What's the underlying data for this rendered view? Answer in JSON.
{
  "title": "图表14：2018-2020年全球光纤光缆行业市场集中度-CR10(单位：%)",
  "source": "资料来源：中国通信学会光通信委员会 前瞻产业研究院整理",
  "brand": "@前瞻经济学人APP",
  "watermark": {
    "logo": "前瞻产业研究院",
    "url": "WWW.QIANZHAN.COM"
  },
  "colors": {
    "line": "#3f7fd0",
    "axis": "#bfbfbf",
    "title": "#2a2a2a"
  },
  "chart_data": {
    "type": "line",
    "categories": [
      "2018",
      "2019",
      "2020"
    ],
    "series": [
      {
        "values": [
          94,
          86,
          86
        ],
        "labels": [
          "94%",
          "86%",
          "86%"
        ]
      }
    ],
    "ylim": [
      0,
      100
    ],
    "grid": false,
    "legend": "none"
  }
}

........

Written instruction
Show the data once more, exactly as it was written.

Exercise result
What's the underlying data for this rendered view? Answer in JSON.
{
  "title": "图表14：2018-2020年全球光纤光缆行业市场集中度-CR10(单位：%)",
  "source": "资料来源：中国通信学会光通信委员会 前瞻产业研究院整理",
  "brand": "@前瞻经济学人APP",
  "watermark": {
    "logo": "前瞻产业研究院",
    "url": "WWW.QIANZHAN.COM"
  },
  "colors": {
    "line": "#3f7fd0",
    "axis": "#bfbfbf",
    "title": "#2a2a2a"
  },
  "chart_data": {
    "type": "line",
    "categories": [
      "2018",
      "2019",
      "2020"
    ],
    "series": [
      {
        "values": [
          94,
          86,
          86
        ],
        "labels": [
          "94%",
          "86%",
          "86%"
        ]
      }
    ],
    "ylim": [
      0,
      100
    ],
    "grid": false,
    "legend": "none"
  }
}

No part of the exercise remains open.